▶ [DESCRIPTION OF THE TASK] Output the entries verbatim, including every line.

Dataset excerpt
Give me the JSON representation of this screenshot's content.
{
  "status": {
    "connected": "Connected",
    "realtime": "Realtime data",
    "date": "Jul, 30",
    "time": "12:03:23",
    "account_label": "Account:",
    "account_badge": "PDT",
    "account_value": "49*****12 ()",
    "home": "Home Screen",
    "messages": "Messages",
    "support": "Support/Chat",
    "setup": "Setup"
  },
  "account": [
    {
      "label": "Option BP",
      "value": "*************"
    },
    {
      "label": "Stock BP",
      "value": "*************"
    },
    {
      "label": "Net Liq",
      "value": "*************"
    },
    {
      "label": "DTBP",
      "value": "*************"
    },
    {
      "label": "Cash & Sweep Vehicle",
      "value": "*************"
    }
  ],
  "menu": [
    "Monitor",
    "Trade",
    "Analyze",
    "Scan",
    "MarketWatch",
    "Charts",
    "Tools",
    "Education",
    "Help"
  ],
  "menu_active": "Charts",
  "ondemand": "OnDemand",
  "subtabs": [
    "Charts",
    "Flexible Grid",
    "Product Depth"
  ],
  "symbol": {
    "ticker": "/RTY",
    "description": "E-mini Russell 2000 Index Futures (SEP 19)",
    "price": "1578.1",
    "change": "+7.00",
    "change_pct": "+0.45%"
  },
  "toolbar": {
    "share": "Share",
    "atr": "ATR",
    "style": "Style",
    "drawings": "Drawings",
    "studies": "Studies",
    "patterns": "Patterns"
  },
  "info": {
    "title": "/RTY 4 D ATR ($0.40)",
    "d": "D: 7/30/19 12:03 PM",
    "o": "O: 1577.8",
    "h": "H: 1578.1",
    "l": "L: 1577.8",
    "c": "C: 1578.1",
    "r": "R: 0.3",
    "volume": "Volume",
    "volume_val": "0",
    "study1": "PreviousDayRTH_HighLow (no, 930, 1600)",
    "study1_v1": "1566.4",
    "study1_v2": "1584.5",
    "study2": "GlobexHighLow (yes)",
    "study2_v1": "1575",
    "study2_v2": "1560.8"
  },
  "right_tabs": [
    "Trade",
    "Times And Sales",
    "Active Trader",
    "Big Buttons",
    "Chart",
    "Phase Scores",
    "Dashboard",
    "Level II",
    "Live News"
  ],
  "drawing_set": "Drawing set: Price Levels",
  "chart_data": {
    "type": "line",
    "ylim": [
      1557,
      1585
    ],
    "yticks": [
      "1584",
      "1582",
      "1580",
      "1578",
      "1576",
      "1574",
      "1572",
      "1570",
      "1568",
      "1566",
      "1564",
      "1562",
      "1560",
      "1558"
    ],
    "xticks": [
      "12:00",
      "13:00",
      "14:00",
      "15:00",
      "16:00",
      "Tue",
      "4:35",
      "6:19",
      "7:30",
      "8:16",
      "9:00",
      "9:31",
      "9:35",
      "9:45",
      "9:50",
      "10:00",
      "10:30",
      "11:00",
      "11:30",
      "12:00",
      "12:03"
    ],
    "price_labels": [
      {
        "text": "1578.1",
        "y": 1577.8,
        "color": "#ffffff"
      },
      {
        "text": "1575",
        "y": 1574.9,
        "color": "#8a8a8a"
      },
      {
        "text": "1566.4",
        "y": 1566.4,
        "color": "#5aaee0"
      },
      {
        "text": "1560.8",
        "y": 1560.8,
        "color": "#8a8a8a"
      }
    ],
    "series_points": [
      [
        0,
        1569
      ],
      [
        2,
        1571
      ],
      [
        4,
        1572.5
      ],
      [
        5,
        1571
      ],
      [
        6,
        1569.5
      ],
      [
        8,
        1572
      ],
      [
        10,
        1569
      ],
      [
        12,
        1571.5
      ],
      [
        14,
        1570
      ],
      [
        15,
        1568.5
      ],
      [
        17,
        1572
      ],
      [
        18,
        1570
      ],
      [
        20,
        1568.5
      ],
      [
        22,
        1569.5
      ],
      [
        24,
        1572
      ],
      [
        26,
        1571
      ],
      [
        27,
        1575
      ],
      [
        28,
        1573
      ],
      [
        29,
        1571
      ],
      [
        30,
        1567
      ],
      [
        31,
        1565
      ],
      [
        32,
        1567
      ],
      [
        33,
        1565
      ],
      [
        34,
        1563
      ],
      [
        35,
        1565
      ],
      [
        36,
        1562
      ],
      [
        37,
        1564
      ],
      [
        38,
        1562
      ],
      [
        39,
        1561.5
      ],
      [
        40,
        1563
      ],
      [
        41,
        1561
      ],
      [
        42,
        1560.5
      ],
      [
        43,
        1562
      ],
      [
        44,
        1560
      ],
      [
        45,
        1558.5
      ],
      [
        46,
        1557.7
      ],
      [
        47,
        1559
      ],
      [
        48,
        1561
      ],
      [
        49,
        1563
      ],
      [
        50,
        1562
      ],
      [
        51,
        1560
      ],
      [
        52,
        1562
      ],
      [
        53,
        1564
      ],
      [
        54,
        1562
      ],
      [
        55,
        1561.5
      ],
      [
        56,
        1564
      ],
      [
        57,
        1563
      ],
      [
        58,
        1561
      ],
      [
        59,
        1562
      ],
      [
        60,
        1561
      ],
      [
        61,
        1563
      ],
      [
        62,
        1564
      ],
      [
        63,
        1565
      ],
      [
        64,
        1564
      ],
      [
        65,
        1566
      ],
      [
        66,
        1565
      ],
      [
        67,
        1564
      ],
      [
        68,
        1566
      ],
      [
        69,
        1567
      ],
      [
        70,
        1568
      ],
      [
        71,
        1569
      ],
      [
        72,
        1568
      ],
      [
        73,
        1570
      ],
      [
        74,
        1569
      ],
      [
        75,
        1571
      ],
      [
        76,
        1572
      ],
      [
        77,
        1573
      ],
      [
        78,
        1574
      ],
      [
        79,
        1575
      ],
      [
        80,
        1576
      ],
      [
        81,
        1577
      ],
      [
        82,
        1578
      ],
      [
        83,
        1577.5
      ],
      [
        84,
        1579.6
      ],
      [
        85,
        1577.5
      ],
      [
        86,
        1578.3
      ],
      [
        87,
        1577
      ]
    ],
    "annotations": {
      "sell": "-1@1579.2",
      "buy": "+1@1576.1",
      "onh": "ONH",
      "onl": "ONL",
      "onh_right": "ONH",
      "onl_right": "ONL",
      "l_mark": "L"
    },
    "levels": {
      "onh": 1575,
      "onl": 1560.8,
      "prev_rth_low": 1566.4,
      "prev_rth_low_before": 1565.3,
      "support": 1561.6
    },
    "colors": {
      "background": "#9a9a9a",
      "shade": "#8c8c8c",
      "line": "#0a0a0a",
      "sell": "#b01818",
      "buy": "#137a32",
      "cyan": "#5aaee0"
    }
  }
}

▶ [ANSWER TO THE PROBLEM]
Give me the JSON representation of this screenshot's content.
{
  "status": {
    "connected": "Connected",
    "realtime": "Realtime data",
    "date": "Jul, 30",
    "time": "12:03:23",
    "account_label": "Account:",
    "account_badge": "PDT",
    "account_value": "49*****12 ()",
    "home": "Home Screen",
    "messages": "Messages",
    "support": "Support/Chat",
    "setup": "Setup"
  },
  "account": [
    {
      "label": "Option BP",
      "value": "*************"
    },
    {
      "label": "Stock BP",
      "value": "*************"
    },
    {
      "label": "Net Liq",
      "value": "*************"
    },
    {
      "label": "DTBP",
      "value": "*************"
    },
    {
      "label": "Cash & Sweep Vehicle",
      "value": "*************"
    }
  ],
  "menu": [
    "Monitor",
    "Trade",
    "Analyze",
    "Scan",
    "MarketWatch",
    "Charts",
    "Tools",
    "Education",
    "Help"
  ],
  "menu_active": "Charts",
  "ondemand": "OnDemand",
  "subtabs": [
    "Charts",
    "Flexible Grid",
    "Product Depth"
  ],
  "symbol": {
    "ticker": "/RTY",
    "description": "E-mini Russell 2000 Index Futures (SEP 19)",
    "price": "1578.1",
    "change": "+7.00",
    "change_pct": "+0.45%"
  },
  "toolbar": {
    "share": "Share",
    "atr": "ATR",
    "style": "Style",
    "drawings": "Drawings",
    "studies": "Studies",
    "patterns": "Patterns"
  },
  "info": {
    "title": "/RTY 4 D ATR ($0.40)",
    "d": "D: 7/30/19 12:03 PM",
    "o": "O: 1577.8",
    "h": "H: 1578.1",
    "l": "L: 1577.8",
    "c": "C: 1578.1",
    "r": "R: 0.3",
    "volume": "Volume",
    "volume_val": "0",
    "study1": "PreviousDayRTH_HighLow (no, 930, 1600)",
    "study1_v1": "1566.4",
    "study1_v2": "1584.5",
    "study2": "GlobexHighLow (yes)",
    "study2_v1": "1575",
    "study2_v2": "1560.8"
  },
  "right_tabs": [
    "Trade",
    "Times And Sales",
    "Active Trader",
    "Big Buttons",
    "Chart",
    "Phase Scores",
    "Dashboard",
    "Level II",
    "Live News"
  ],
  "drawing_set": "Drawing set: Price Levels",
  "chart_data": {
    "type": "line",
    "ylim": [
      1557,
      1585
    ],
    "yticks": [
      "1584",
      "1582",
      "1580",
      "1578",
      "1576",
      "1574",
      "1572",
      "1570",
      "1568",
      "1566",
      "1564",
      "1562",
      "1560",
      "1558"
    ],
    "xticks": [
      "12:00",
      "13:00",
      "14:00",
      "15:00",
      "16:00",
      "Tue",
      "4:35",
      "6:19",
      "7:30",
      "8:16",
      "9:00",
      "9:31",
      "9:35",
      "9:45",
      "9:50",
      "10:00",
      "10:30",
      "11:00",
      "11:30",
      "12:00",
      "12:03"
    ],
    "price_labels": [
      {
        "text": "1578.1",
        "y": 1577.8,
        "color": "#ffffff"
      },
      {
        "text": "1575",
        "y": 1574.9,
        "color": "#8a8a8a"
      },
      {
        "text": "1566.4",
        "y": 1566.4,
        "color": "#5aaee0"
      },
      {
        "text": "1560.8",
        "y": 1560.8,
        "color": "#8a8a8a"
      }
    ],
    "series_points": [
      [
        0,
        1569
      ],
      [
        2,
        1571
      ],
      [
        4,
        1572.5
      ],
      [
        5,
        1571
      ],
      [
        6,
        1569.5
      ],
      [
        8,
        1572
      ],
      [
        10,
        1569
      ],
      [
        12,
        1571.5
      ],
      [
        14,
        1570
      ],
      [
        15,
        1568.5
      ],
      [
        17,
        1572
      ],
      [
        18,
        1570
      ],
      [
        20,
        1568.5
      ],
      [
        22,
        1569.5
      ],
      [
        24,
        1572
      ],
      [
        26,
        1571
      ],
      [
        27,
        1575
      ],
      [
        28,
        1573
      ],
      [
        29,
        1571
      ],
      [
        30,
        1567
      ],
      [
        31,
        1565
      ],
      [
        32,
        1567
      ],
      [
        33,
        1565
      ],
      [
        34,
        1563
      ],
      [
        35,
        1565
      ],
      [
        36,
        1562
      ],
      [
        37,
        1564
      ],
      [
        38,
        1562
      ],
      [
        39,
        1561.5
      ],
      [
        40,
        1563
      ],
      [
        41,
        1561
      ],
      [
        42,
        1560.5
      ],
      [
        43,
        1562
      ],
      [
        44,
        1560
      ],
      [
        45,
        1558.5
      ],
      [
        46,
        1557.7
      ],
      [
        47,
        1559
      ],
      [
        48,
        1561
      ],
      [
        49,
        1563
      ],
      [
        50,
        1562
      ],
      [
        51,
        1560
      ],
      [
        52,
        1562
      ],
      [
        53,
        1564
      ],
      [
        54,
        1562
      ],
      [
        55,
        1561.5
      ],
      [
        56,
        1564
      ],
      [
        57,
        1563
      ],
      [
        58,
        1561
      ],
      [
        59,
        1562
      ],
      [
        60,
        1561
      ],
      [
        61,
        1563
      ],
      [
        62,
        1564
      ],
      [
        63,
        1565
      ],
      [
        64,
        1564
      ],
      [
        65,
        1566
      ],
      [
        66,
        1565
      ],
      [
        67,
        1564
      ],
      [
        68,
        1566
      ],
      [
        69,
        1567
      ],
      [
        70,
        1568
      ],
      [
        71,
        1569
      ],
      [
        72,
        1568
      ],
      [
        73,
        1570
      ],
      [
        74,
        1569
      ],
      [
        75,
        1571
      ],
      [
        76,
        1572
      ],
      [
        77,
        1573
      ],
      [
        78,
        1574
      ],
      [
        79,
        1575
      ],
      [
        80,
        1576
      ],
      [
        81,
        1577
      ],
      [
        82,
        1578
      ],
      [
        83,
        1577.5
      ],
      [
        84,
        1579.6
      ],
      [
        85,
        1577.5
      ],
      [
        86,
        1578.3
      ],
      [
        87,
        1577
      ]
    ],
    "annotations": {
      "sell": "-1@1579.2",
      "buy": "+1@1576.1",
      "onh": "ONH",
      "onl": "ONL",
      "onh_right": "ONH",
      "onl_right": "ONL",
      "l_mark": "L"
    },
    "levels": {
      "onh": 1575,
      "onl": 1560.8,
      "prev_rth_low": 1566.4,
      "prev_rth_low_before": 1565.3,
      "support": 1561.6
    },
    "colors": {
      "background": "#9a9a9a",
      "shade": "#8c8c8c",
      "line": "#0a0a0a",
      "sell": "#b01818",
      "buy": "#137a32",
      "cyan": "#5aaee0"
    }
  }
}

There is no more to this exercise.